> _Exercise prompt_
In the data, extract each line that holds the string "入库通知单".

Dataset items
((
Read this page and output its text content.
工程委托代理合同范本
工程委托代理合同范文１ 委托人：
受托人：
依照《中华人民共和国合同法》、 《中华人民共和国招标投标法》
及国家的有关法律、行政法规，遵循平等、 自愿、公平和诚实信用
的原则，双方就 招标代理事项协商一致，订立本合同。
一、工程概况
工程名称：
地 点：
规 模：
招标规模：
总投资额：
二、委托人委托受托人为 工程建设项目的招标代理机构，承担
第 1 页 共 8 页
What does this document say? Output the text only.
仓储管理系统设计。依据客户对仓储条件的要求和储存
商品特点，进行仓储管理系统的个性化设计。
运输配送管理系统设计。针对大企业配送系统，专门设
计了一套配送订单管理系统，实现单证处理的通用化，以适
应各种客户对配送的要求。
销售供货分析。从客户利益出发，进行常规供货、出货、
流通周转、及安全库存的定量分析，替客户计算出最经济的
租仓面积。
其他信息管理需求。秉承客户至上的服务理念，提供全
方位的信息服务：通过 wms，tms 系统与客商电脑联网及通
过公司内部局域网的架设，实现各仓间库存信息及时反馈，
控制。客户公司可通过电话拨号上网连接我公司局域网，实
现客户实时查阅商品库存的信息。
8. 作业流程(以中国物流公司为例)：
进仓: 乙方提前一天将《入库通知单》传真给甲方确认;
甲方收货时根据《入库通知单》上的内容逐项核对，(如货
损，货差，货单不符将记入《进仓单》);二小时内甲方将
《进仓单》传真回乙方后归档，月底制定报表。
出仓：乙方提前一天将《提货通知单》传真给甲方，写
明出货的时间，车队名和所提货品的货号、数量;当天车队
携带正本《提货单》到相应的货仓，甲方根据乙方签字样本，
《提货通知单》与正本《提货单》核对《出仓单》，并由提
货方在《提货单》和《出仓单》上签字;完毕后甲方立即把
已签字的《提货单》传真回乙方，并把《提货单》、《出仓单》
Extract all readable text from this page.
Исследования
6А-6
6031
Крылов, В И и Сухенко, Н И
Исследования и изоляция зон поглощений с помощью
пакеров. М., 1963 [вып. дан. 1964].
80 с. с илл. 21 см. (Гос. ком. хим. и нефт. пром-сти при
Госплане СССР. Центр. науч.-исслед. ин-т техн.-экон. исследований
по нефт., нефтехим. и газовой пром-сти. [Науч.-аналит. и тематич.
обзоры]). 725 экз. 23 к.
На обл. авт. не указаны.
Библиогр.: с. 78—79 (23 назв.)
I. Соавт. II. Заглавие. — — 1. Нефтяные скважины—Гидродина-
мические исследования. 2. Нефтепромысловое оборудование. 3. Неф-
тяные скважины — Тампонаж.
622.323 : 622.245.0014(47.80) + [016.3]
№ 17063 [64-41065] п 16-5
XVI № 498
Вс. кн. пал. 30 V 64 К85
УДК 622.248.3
))
> _Finished task_
进仓: 乙方提前一天将《入库通知单》传真给甲方确认;
甲方收货时根据《入库通知单》上的内容逐项核对，(如货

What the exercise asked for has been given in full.